====== EXCERPTED RECORDS

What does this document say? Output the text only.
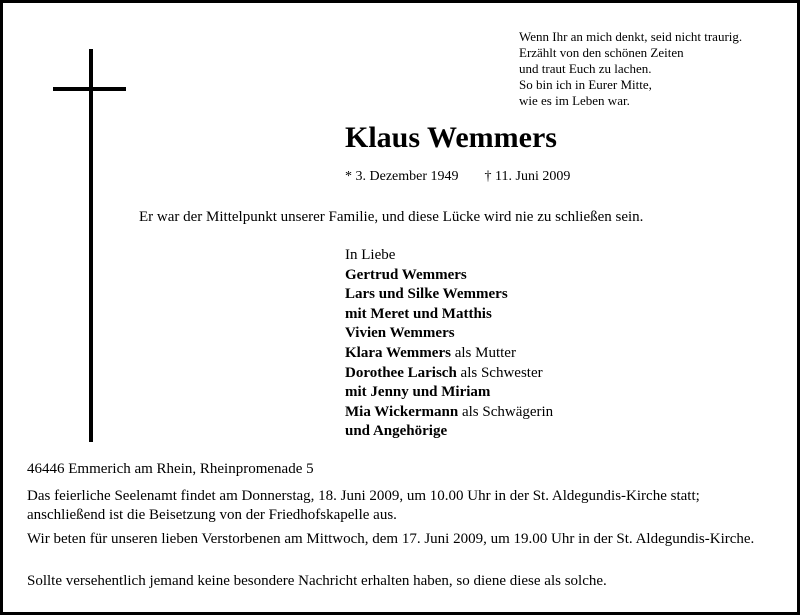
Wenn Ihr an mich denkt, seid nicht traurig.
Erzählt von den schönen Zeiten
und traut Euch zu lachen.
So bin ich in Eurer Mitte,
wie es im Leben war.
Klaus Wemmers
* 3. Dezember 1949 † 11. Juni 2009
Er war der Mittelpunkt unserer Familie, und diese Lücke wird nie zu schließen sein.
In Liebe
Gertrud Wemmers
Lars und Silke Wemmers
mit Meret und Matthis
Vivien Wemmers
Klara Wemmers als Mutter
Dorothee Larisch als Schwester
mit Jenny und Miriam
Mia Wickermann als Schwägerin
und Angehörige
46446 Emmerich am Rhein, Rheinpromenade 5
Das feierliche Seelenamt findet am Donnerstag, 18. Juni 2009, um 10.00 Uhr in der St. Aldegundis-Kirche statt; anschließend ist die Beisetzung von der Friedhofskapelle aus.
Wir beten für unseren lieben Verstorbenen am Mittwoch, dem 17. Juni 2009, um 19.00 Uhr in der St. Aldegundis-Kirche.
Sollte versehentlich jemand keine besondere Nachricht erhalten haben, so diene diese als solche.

============
====== EXCERPTED RECORDS

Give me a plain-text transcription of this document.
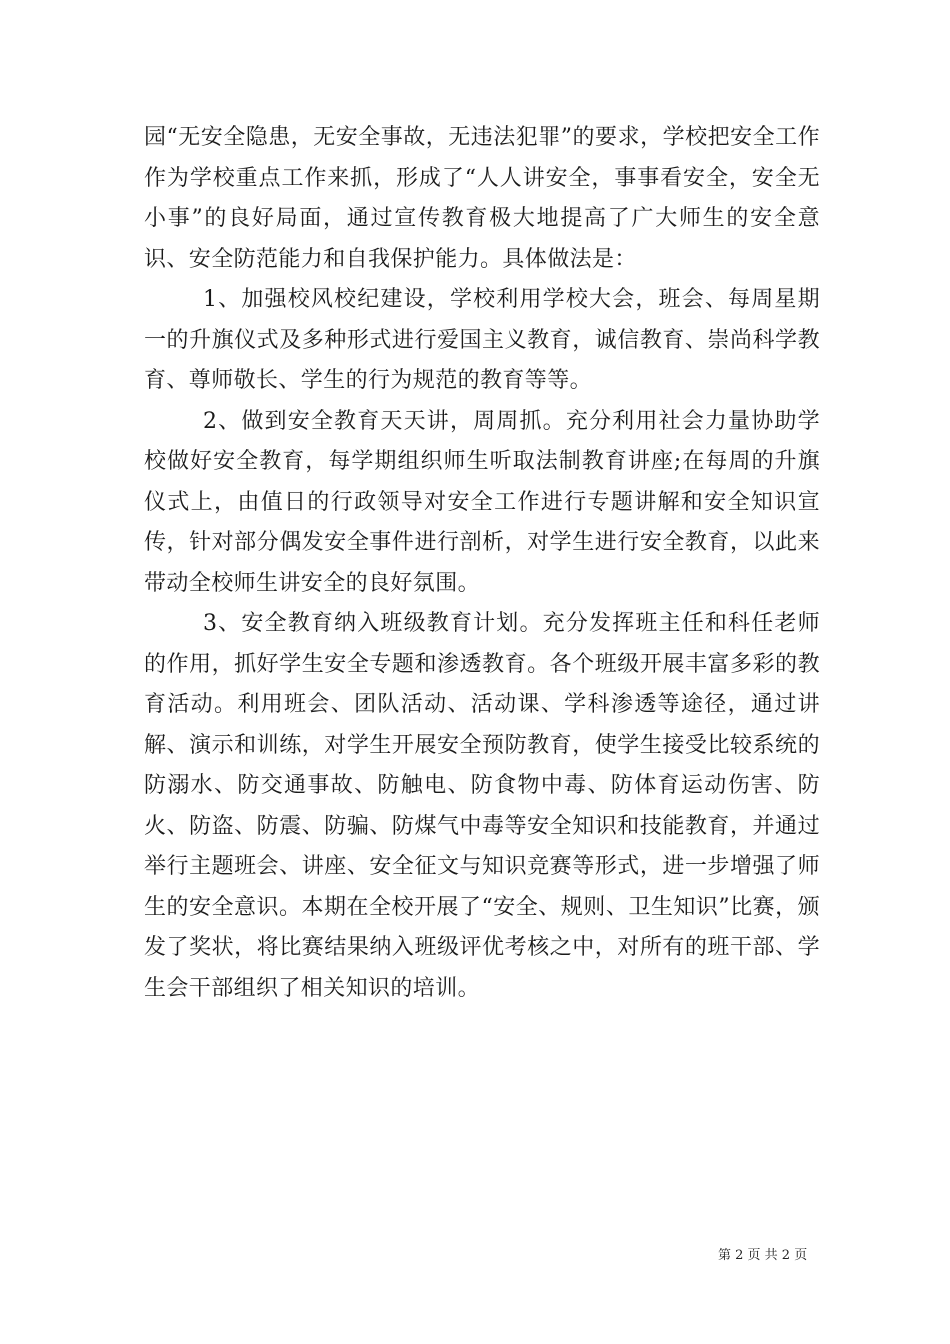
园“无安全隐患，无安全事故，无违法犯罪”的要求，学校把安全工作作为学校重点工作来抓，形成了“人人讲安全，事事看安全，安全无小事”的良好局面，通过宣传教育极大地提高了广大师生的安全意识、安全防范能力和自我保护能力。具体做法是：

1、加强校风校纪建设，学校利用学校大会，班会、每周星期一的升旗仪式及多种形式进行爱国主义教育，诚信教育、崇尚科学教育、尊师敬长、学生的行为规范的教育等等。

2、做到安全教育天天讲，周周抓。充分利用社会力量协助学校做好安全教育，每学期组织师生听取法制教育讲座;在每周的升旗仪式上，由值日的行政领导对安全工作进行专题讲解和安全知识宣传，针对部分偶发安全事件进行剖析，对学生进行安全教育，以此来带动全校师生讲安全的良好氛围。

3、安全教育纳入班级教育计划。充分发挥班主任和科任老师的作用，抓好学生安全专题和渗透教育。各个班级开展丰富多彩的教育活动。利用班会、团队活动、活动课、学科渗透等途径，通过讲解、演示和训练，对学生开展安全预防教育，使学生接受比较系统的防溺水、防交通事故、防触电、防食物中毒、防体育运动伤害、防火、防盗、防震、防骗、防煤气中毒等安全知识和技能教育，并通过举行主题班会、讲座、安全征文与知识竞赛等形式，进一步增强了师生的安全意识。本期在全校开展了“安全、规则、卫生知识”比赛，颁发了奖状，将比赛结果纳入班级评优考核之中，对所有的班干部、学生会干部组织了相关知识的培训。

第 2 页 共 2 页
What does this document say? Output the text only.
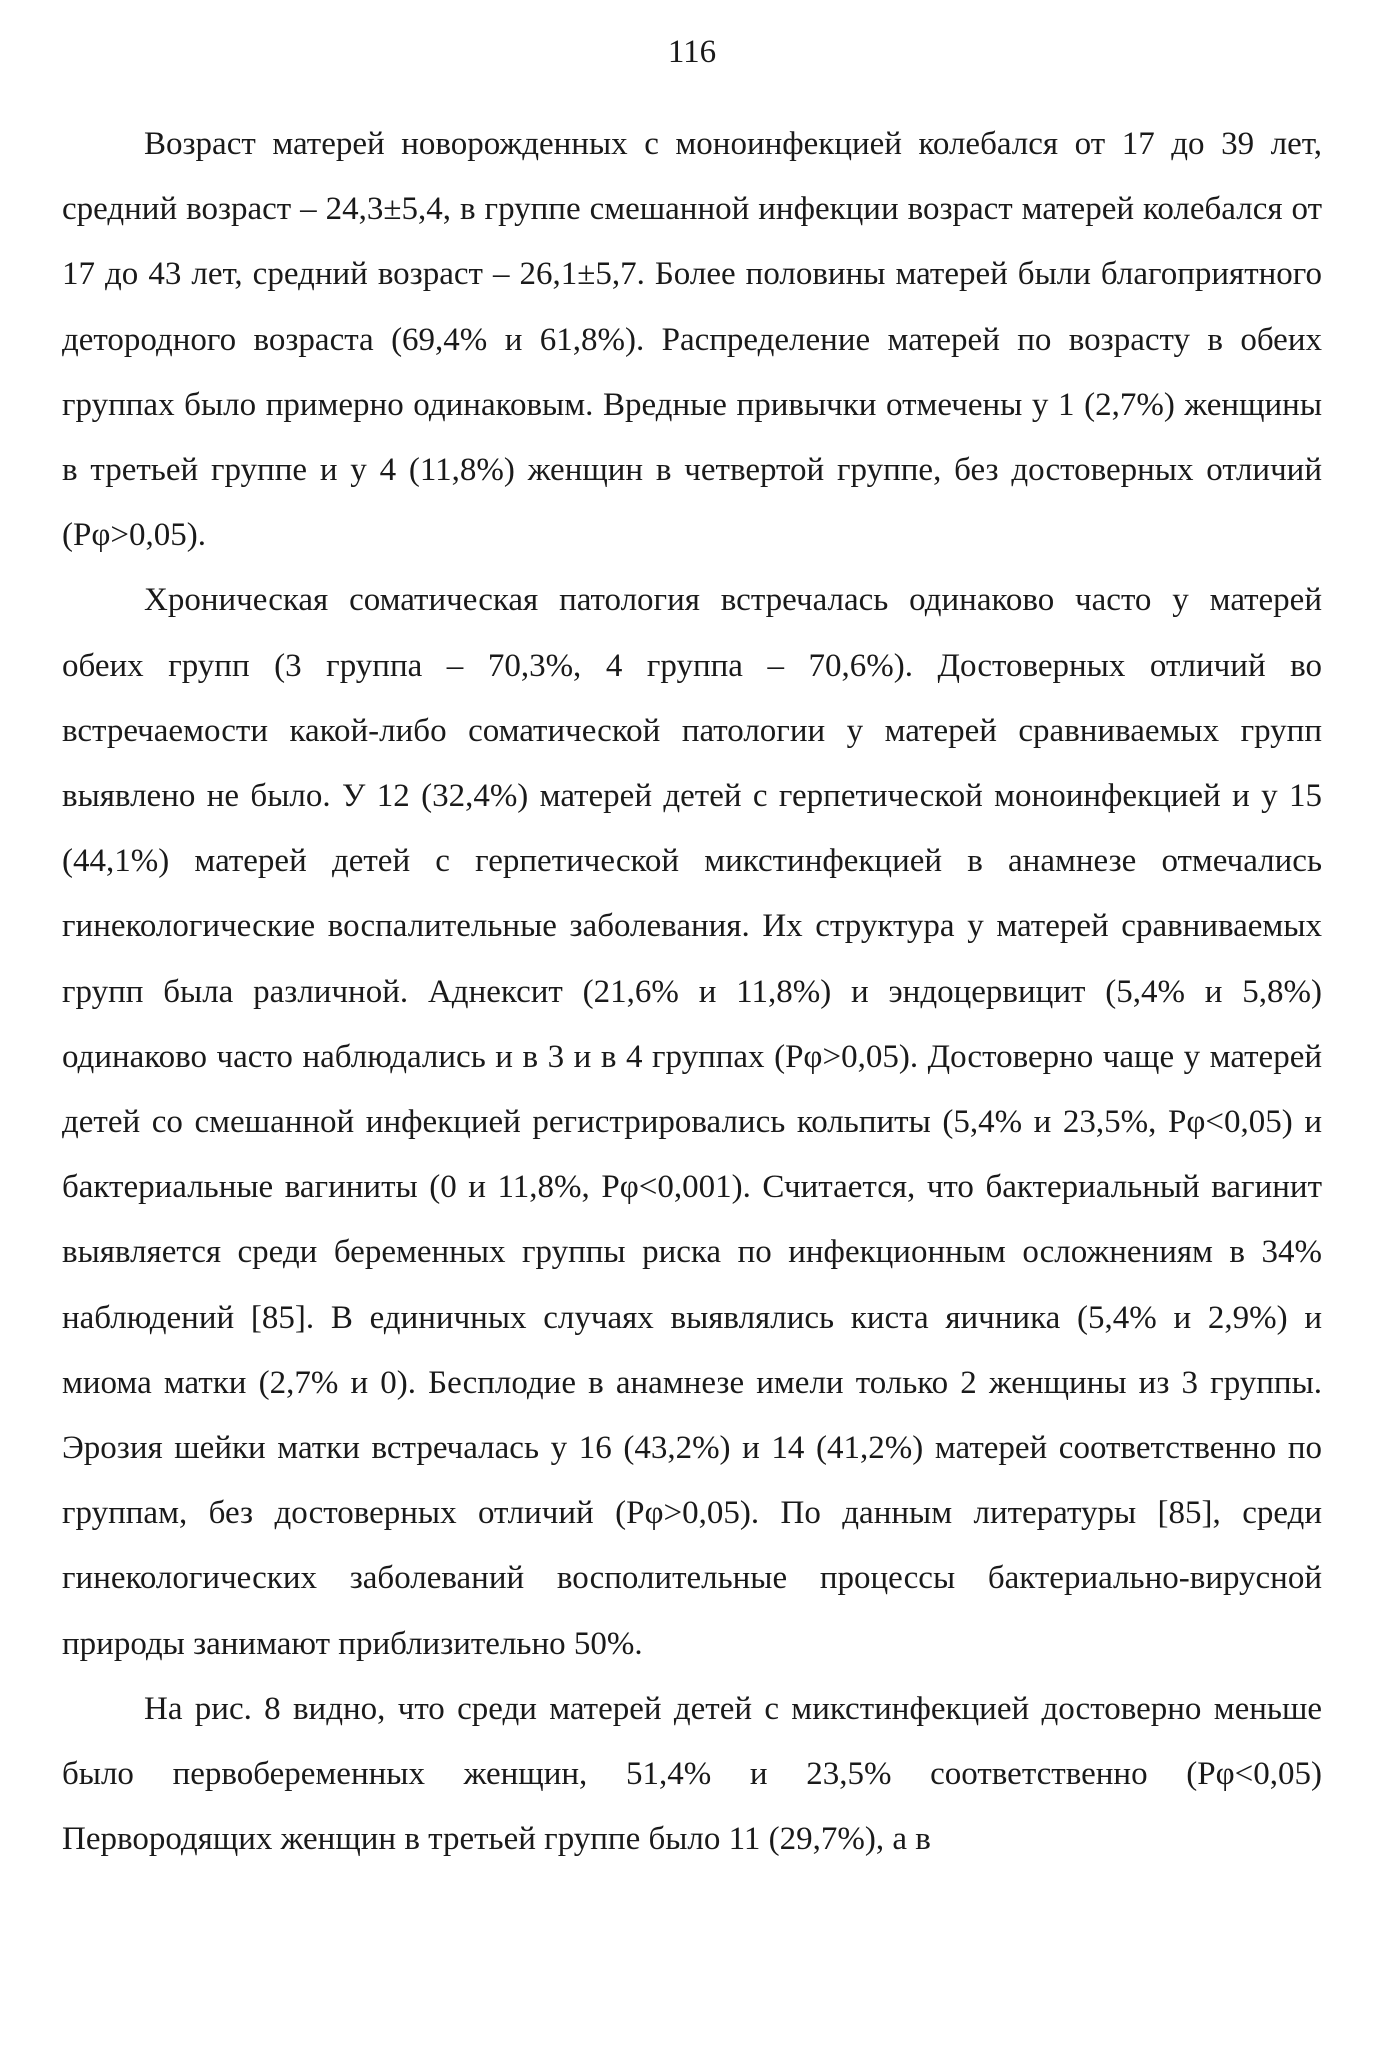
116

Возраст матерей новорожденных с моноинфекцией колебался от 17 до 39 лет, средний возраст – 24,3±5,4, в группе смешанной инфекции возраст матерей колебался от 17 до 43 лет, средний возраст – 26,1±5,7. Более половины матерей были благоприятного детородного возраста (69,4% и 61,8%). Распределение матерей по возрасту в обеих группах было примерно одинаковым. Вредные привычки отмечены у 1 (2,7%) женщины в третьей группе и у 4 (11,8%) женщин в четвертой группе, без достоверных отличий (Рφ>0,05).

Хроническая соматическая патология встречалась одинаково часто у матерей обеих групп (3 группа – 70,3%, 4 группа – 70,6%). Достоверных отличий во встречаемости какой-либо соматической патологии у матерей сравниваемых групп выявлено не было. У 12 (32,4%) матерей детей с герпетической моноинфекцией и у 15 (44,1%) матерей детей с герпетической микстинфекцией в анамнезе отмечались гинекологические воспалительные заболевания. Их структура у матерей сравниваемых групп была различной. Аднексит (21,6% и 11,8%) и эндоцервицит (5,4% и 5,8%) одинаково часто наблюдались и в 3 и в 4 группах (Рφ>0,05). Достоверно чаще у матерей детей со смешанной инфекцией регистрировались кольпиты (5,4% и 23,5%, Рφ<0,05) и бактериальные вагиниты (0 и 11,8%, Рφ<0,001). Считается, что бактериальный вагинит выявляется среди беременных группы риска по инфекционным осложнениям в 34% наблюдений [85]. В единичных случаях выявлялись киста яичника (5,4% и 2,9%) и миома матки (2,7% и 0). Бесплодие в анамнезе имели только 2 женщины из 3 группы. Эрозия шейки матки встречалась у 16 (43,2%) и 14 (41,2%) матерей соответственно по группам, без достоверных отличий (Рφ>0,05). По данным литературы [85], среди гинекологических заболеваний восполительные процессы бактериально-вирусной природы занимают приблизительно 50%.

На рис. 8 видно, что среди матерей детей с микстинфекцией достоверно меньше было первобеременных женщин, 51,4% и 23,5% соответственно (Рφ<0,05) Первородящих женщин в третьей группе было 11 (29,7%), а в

============

- [STATED EXERCISE] Collect each line holding the string "Kirche".

- [SOLUTION TO THE EXERCISE]
Das feierliche Seelenamt findet am Donnerstag, 18. Juni 2009, um 10.00 Uhr in der St. Aldegundis-Kirche statt; anschließend ist die Beisetzung von der Friedhofskapelle aus.
Wir beten für unseren lieben Verstorbenen am Mittwoch, dem 17. Juni 2009, um 19.00 Uhr in der St. Aldegundis-Kirche.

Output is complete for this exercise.